Objective -
Quote all entries exactly, leaving pictures aside.

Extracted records
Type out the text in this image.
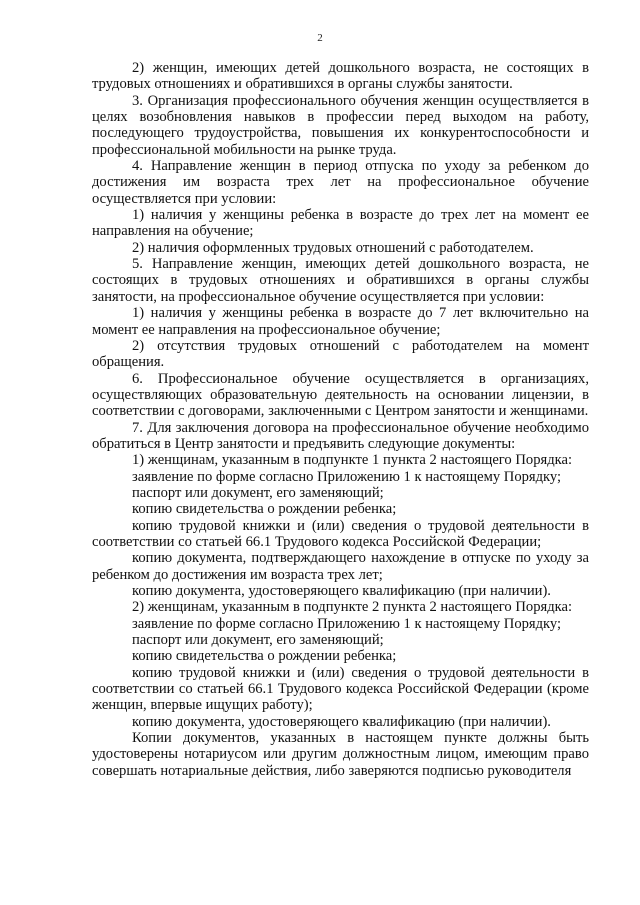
2

2) женщин, имеющих детей дошкольного возраста, не состоящих в трудовых отношениях и обратившихся в органы службы занятости.

3. Организация профессионального обучения женщин осуществляется в целях возобновления навыков в профессии перед выходом на работу, последующего трудоустройства, повышения их конкурентоспособности и профессиональной мобильности на рынке труда.

4. Направление женщин в период отпуска по уходу за ребенком до достижения им возраста трех лет на профессиональное обучение осуществляется при условии:

1) наличия у женщины ребенка в возрасте до трех лет на момент ее направления на обучение;

2) наличия оформленных трудовых отношений с работодателем.

5. Направление женщин, имеющих детей дошкольного возраста, не состоящих в трудовых отношениях и обратившихся в органы службы занятости, на профессиональное обучение осуществляется при условии:

1) наличия у женщины ребенка в возрасте до 7 лет включительно на момент ее направления на профессиональное обучение;

2) отсутствия трудовых отношений с работодателем на момент обращения.

6. Профессиональное обучение осуществляется в организациях, осуществляющих образовательную деятельность на основании лицензии, в соответствии с договорами, заключенными с Центром занятости и женщинами.

7. Для заключения договора на профессиональное обучение необходимо обратиться в Центр занятости и предъявить следующие документы:

1) женщинам, указанным в подпункте 1 пункта 2 настоящего Порядка:

заявление по форме согласно Приложению 1 к настоящему Порядку;

паспорт или документ, его заменяющий;

копию свидетельства о рождении ребенка;

копию трудовой книжки и (или) сведения о трудовой деятельности в соответствии со статьей 66.1 Трудового кодекса Российской Федерации;

копию документа, подтверждающего нахождение в отпуске по уходу за ребенком до достижения им возраста трех лет;

копию документа, удостоверяющего квалификацию (при наличии).

2) женщинам, указанным в подпункте 2 пункта 2 настоящего Порядка:

заявление по форме согласно Приложению 1 к настоящему Порядку;

паспорт или документ, его заменяющий;

копию свидетельства о рождении ребенка;

копию трудовой книжки и (или) сведения о трудовой деятельности в соответствии со статьей 66.1 Трудового кодекса Российской Федерации (кроме женщин, впервые ищущих работу);

копию документа, удостоверяющего квалификацию (при наличии).

Копии документов, указанных в настоящем пункте должны быть удостоверены нотариусом или другим должностным лицом, имеющим право совершать нотариальные действия, либо заверяются подписью руководителя
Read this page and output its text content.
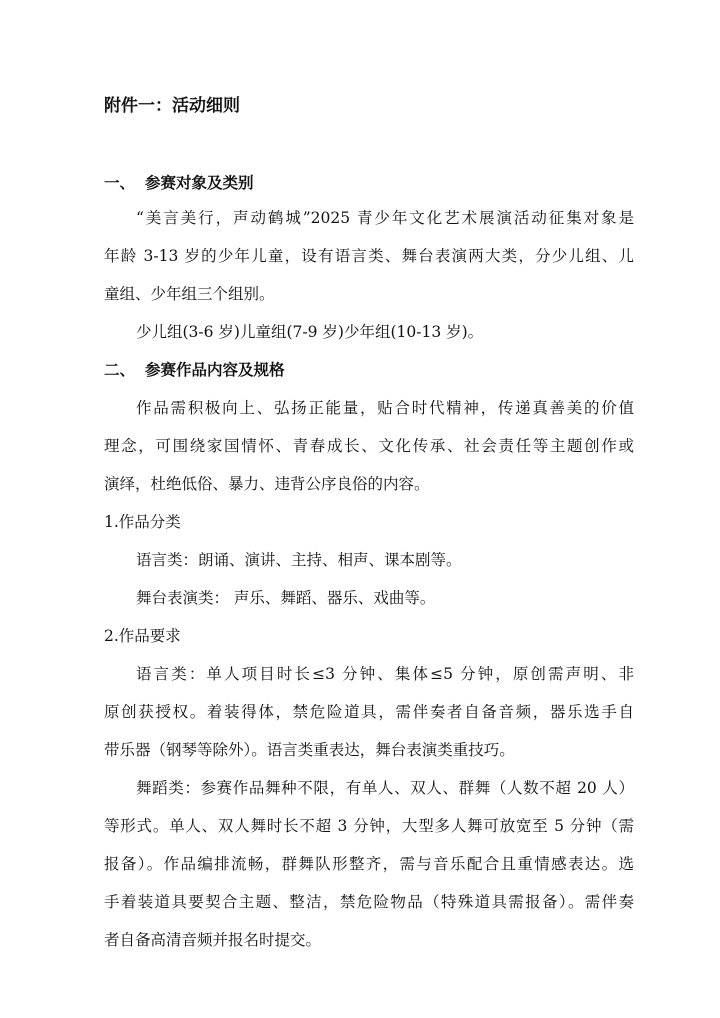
附件一：活动细则
一、 参赛对象及类别
“美言美行，声动鹤城”2025 青少年文化艺术展演活动征集对象是
年龄 3-13 岁的少年儿童，设有语言类、舞台表演两大类，分少儿组、儿
童组、少年组三个组别。
少儿组(3-6 岁)儿童组(7-9 岁)少年组(10-13 岁)。
二、 参赛作品内容及规格
作品需积极向上、弘扬正能量，贴合时代精神，传递真善美的价值
理念，可围绕家国情怀、青春成长、文化传承、社会责任等主题创作或
演绎，杜绝低俗、暴力、违背公序良俗的内容。
1.作品分类
语言类：朗诵、演讲、主持、相声、课本剧等。
舞台表演类： 声乐、舞蹈、器乐、戏曲等。
2.作品要求
语言类：单人项目时长≤3 分钟、集体≤5 分钟，原创需声明、非
原创获授权。着装得体，禁危险道具，需伴奏者自备音频，器乐选手自
带乐器（钢琴等除外）。语言类重表达，舞台表演类重技巧。
舞蹈类：参赛作品舞种不限，有单人、双人、群舞（人数不超 20 人）
等形式。单人、双人舞时长不超 3 分钟，大型多人舞可放宽至 5 分钟（需
报备）。作品编排流畅，群舞队形整齐，需与音乐配合且重情感表达。选
手着装道具要契合主题、整洁，禁危险物品（特殊道具需报备）。需伴奏
者自备高清音频并报名时提交。
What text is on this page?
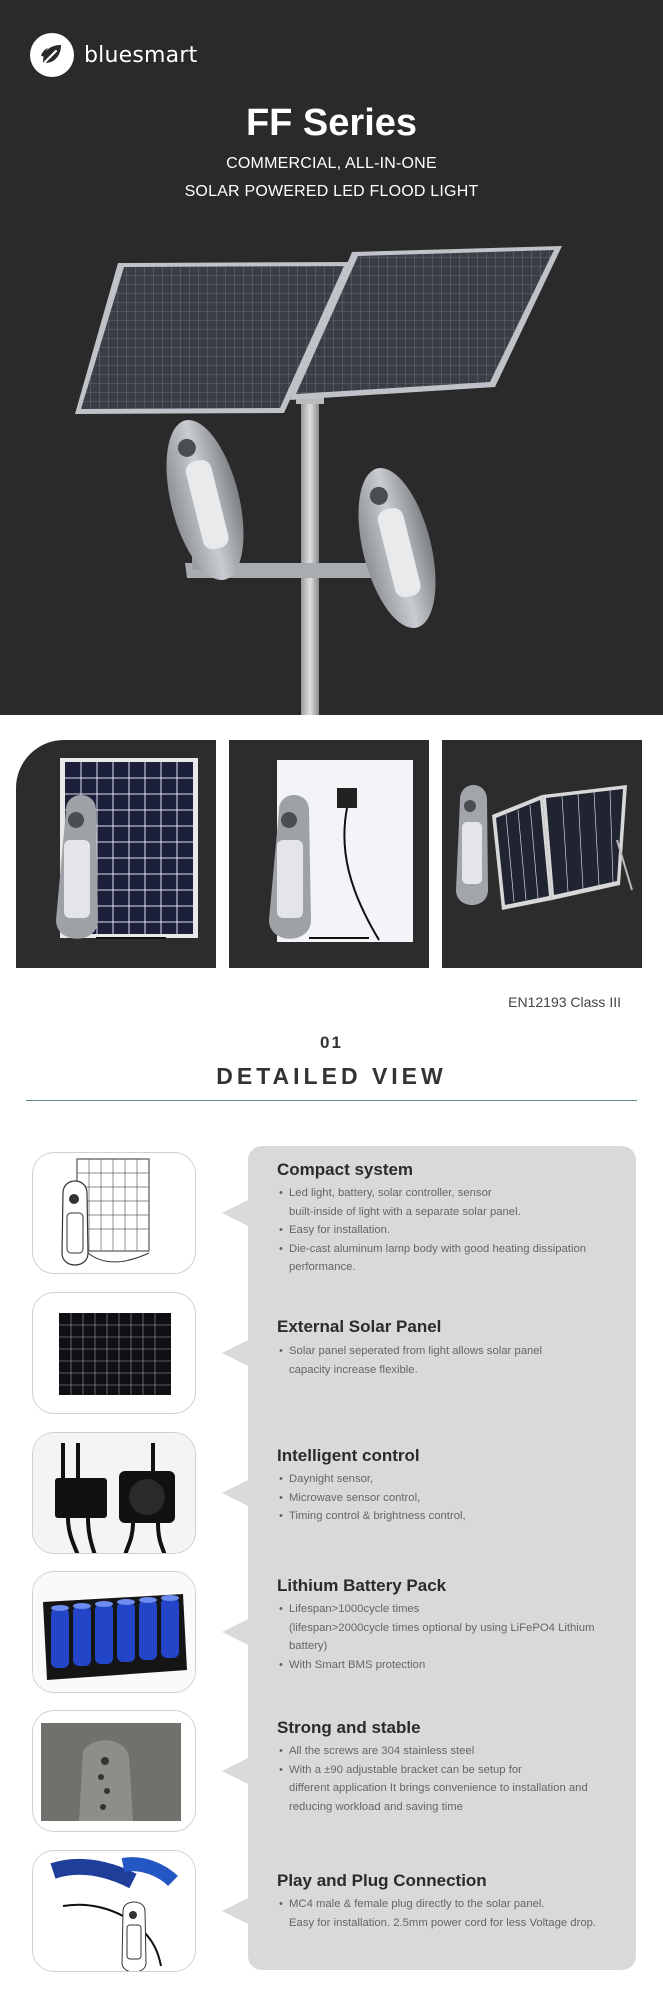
bluesmart
FF Series
COMMERCIAL, ALL-IN-ONE
SOLAR POWERED LED FLOOD LIGHT
EN12193 Class III
01
DETAILED VIEW
Compact system
• Led light, battery, solar controller, sensor
built-inside of light with a separate solar panel.
• Easy for installation.
• Die-cast aluminum lamp body with good heating dissipation
performance.
External Solar Panel
• Solar panel seperated from light allows solar panel
capacity increase flexible.
Intelligent control
• Daynight sensor,
• Microwave sensor control,
• Timing control & brightness control,
Lithium Battery Pack
• Lifespan>1000cycle times
(lifespan>2000cycle times optional by using LiFePO4 Lithium battery)
• With Smart BMS protection
Strong and stable
• All the screws are 304 stainless steel
• With a ±90 adjustable bracket can be setup for
different application It brings convenience to installation and reducing workload and saving time
Play and Plug Connection
• MC4 male & female plug directly to the solar panel.
Easy for installation. 2.5mm power cord for less Voltage drop.
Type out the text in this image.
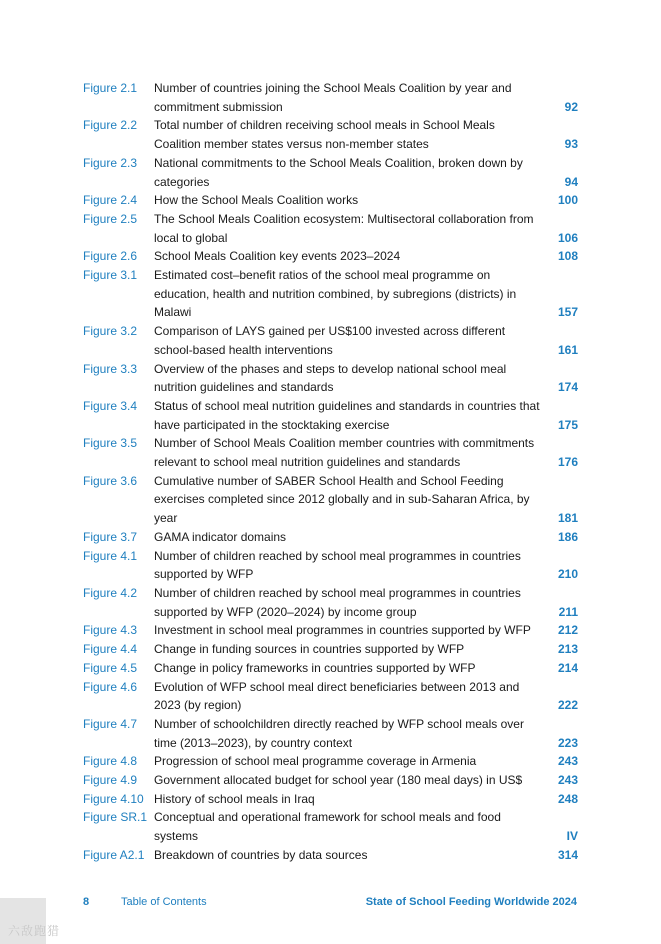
Figure 2.1 Number of countries joining the School Meals Coalition by year and commitment submission	92
Figure 2.2 Total number of children receiving school meals in School Meals Coalition member states versus non-member states	93
Figure 2.3 National commitments to the School Meals Coalition, broken down by categories	94
Figure 2.4 How the School Meals Coalition works	100
Figure 2.5 The School Meals Coalition ecosystem: Multisectoral collaboration from local to global	106
Figure 2.6 School Meals Coalition key events 2023–2024	108
Figure 3.1 Estimated cost–benefit ratios of the school meal programme on education, health and nutrition combined, by subregions (districts) in Malawi	157
Figure 3.2 Comparison of LAYS gained per US$100 invested across different school-based health interventions	161
Figure 3.3 Overview of the phases and steps to develop national school meal nutrition guidelines and standards	174
Figure 3.4 Status of school meal nutrition guidelines and standards in countries that have participated in the stocktaking exercise	175
Figure 3.5 Number of School Meals Coalition member countries with commitments relevant to school meal nutrition guidelines and standards	176
Figure 3.6 Cumulative number of SABER School Health and School Feeding exercises completed since 2012 globally and in sub-Saharan Africa, by year	181
Figure 3.7 GAMA indicator domains	186
Figure 4.1 Number of children reached by school meal programmes in countries supported by WFP	210
Figure 4.2 Number of children reached by school meal programmes in countries supported by WFP (2020–2024) by income group	211
Figure 4.3 Investment in school meal programmes in countries supported by WFP	212
Figure 4.4 Change in funding sources in countries supported by WFP	213
Figure 4.5 Change in policy frameworks in countries supported by WFP	214
Figure 4.6 Evolution of WFP school meal direct beneficiaries between 2013 and 2023 (by region)	222
Figure 4.7 Number of schoolchildren directly reached by WFP school meals over time (2013–2023), by country context	223
Figure 4.8 Progression of school meal programme coverage in Armenia	243
Figure 4.9 Government allocated budget for school year (180 meal days) in US$	243
Figure 4.10 History of school meals in Iraq	248
Figure SR.1 Conceptual and operational framework for school meals and food systems	IV
Figure A2.1 Breakdown of countries by data sources	314
8	Table of Contents	State of School Feeding Worldwide 2024
六敌跑猎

Task answer -
Type out the text in this image.
2

2) женщин, имеющих детей дошкольного возраста, не состоящих в трудовых отношениях и обратившихся в органы службы занятости.

3. Организация профессионального обучения женщин осуществляется в целях возобновления навыков в профессии перед выходом на работу, последующего трудоустройства, повышения их конкурентоспособности и профессиональной мобильности на рынке труда.

4. Направление женщин в период отпуска по уходу за ребенком до достижения им возраста трех лет на профессиональное обучение осуществляется при условии:

1) наличия у женщины ребенка в возрасте до трех лет на момент ее направления на обучение;

2) наличия оформленных трудовых отношений с работодателем.

5. Направление женщин, имеющих детей дошкольного возраста, не состоящих в трудовых отношениях и обратившихся в органы службы занятости, на профессиональное обучение осуществляется при условии:

1) наличия у женщины ребенка в возрасте до 7 лет включительно на момент ее направления на профессиональное обучение;

2) отсутствия трудовых отношений с работодателем на момент обращения.

6. Профессиональное обучение осуществляется в организациях, осуществляющих образовательную деятельность на основании лицензии, в соответствии с договорами, заключенными с Центром занятости и женщинами.

7. Для заключения договора на профессиональное обучение необходимо обратиться в Центр занятости и предъявить следующие документы:

1) женщинам, указанным в подпункте 1 пункта 2 настоящего Порядка:

заявление по форме согласно Приложению 1 к настоящему Порядку;

паспорт или документ, его заменяющий;

копию свидетельства о рождении ребенка;

копию трудовой книжки и (или) сведения о трудовой деятельности в соответствии со статьей 66.1 Трудового кодекса Российской Федерации;

копию документа, подтверждающего нахождение в отпуске по уходу за ребенком до достижения им возраста трех лет;

копию документа, удостоверяющего квалификацию (при наличии).

2) женщинам, указанным в подпункте 2 пункта 2 настоящего Порядка:

заявление по форме согласно Приложению 1 к настоящему Порядку;

паспорт или документ, его заменяющий;

копию свидетельства о рождении ребенка;

копию трудовой книжки и (или) сведения о трудовой деятельности в соответствии со статьей 66.1 Трудового кодекса Российской Федерации (кроме женщин, впервые ищущих работу);

копию документа, удостоверяющего квалификацию (при наличии).

Копии документов, указанных в настоящем пункте должны быть удостоверены нотариусом или другим должностным лицом, имеющим право совершать нотариальные действия, либо заверяются подписью руководителя
Read this page and output its text content.
附件一：活动细则
一、 参赛对象及类别
“美言美行，声动鹤城”2025 青少年文化艺术展演活动征集对象是
年龄 3-13 岁的少年儿童，设有语言类、舞台表演两大类，分少儿组、儿
童组、少年组三个组别。
少儿组(3-6 岁)儿童组(7-9 岁)少年组(10-13 岁)。
二、 参赛作品内容及规格
作品需积极向上、弘扬正能量，贴合时代精神，传递真善美的价值
理念，可围绕家国情怀、青春成长、文化传承、社会责任等主题创作或
演绎，杜绝低俗、暴力、违背公序良俗的内容。
1.作品分类
语言类：朗诵、演讲、主持、相声、课本剧等。
舞台表演类： 声乐、舞蹈、器乐、戏曲等。
2.作品要求
语言类：单人项目时长≤3 分钟、集体≤5 分钟，原创需声明、非
原创获授权。着装得体，禁危险道具，需伴奏者自备音频，器乐选手自
带乐器（钢琴等除外）。语言类重表达，舞台表演类重技巧。
舞蹈类：参赛作品舞种不限，有单人、双人、群舞（人数不超 20 人）
等形式。单人、双人舞时长不超 3 分钟，大型多人舞可放宽至 5 分钟（需
报备）。作品编排流畅，群舞队形整齐，需与音乐配合且重情感表达。选
手着装道具要契合主题、整洁，禁危险物品（特殊道具需报备）。需伴奏
者自备高清音频并报名时提交。
What text is on this page?
bluesmart
FF Series
COMMERCIAL, ALL-IN-ONE
SOLAR POWERED LED FLOOD LIGHT
EN12193 Class III
01
DETAILED VIEW
Compact system
• Led light, battery, solar controller, sensor
built-inside of light with a separate solar panel.
• Easy for installation.
• Die-cast aluminum lamp body with good heating dissipation
performance.
External Solar Panel
• Solar panel seperated from light allows solar panel
capacity increase flexible.
Intelligent control
• Daynight sensor,
• Microwave sensor control,
• Timing control & brightness control,
Lithium Battery Pack
• Lifespan>1000cycle times
(lifespan>2000cycle times optional by using LiFePO4 Lithium battery)
• With Smart BMS protection
Strong and stable
• All the screws are 304 stainless steel
• With a ±90 adjustable bracket can be setup for
different application It brings convenience to installation and reducing workload and saving time
Play and Plug Connection
• MC4 male & female plug directly to the solar panel.
Easy for installation. 2.5mm power cord for less Voltage drop.
Type out the text in this image.
Figure 2.1 Number of countries joining the School Meals Coalition by year and commitment submission	92
Figure 2.2 Total number of children receiving school meals in School Meals Coalition member states versus non-member states	93
Figure 2.3 National commitments to the School Meals Coalition, broken down by categories	94
Figure 2.4 How the School Meals Coalition works	100
Figure 2.5 The School Meals Coalition ecosystem: Multisectoral collaboration from local to global	106
Figure 2.6 School Meals Coalition key events 2023–2024	108
Figure 3.1 Estimated cost–benefit ratios of the school meal programme on education, health and nutrition combined, by subregions (districts) in Malawi	157
Figure 3.2 Comparison of LAYS gained per US$100 invested across different school-based health interventions	161
Figure 3.3 Overview of the phases and steps to develop national school meal nutrition guidelines and standards	174
Figure 3.4 Status of school meal nutrition guidelines and standards in countries that have participated in the stocktaking exercise	175
Figure 3.5 Number of School Meals Coalition member countries with commitments relevant to school meal nutrition guidelines and standards	176
Figure 3.6 Cumulative number of SABER School Health and School Feeding exercises completed since 2012 globally and in sub-Saharan Africa, by year	181
Figure 3.7 GAMA indicator domains	186
Figure 4.1 Number of children reached by school meal programmes in countries supported by WFP	210
Figure 4.2 Number of children reached by school meal programmes in countries supported by WFP (2020–2024) by income group	211
Figure 4.3 Investment in school meal programmes in countries supported by WFP	212
Figure 4.4 Change in funding sources in countries supported by WFP	213
Figure 4.5 Change in policy frameworks in countries supported by WFP	214
Figure 4.6 Evolution of WFP school meal direct beneficiaries between 2013 and 2023 (by region)	222
Figure 4.7 Number of schoolchildren directly reached by WFP school meals over time (2013–2023), by country context	223
Figure 4.8 Progression of school meal programme coverage in Armenia	243
Figure 4.9 Government allocated budget for school year (180 meal days) in US$	243
Figure 4.10 History of school meals in Iraq	248
Figure SR.1 Conceptual and operational framework for school meals and food systems	IV
Figure A2.1 Breakdown of countries by data sources	314
8	Table of Contents	State of School Feeding Worldwide 2024
六敌跑猎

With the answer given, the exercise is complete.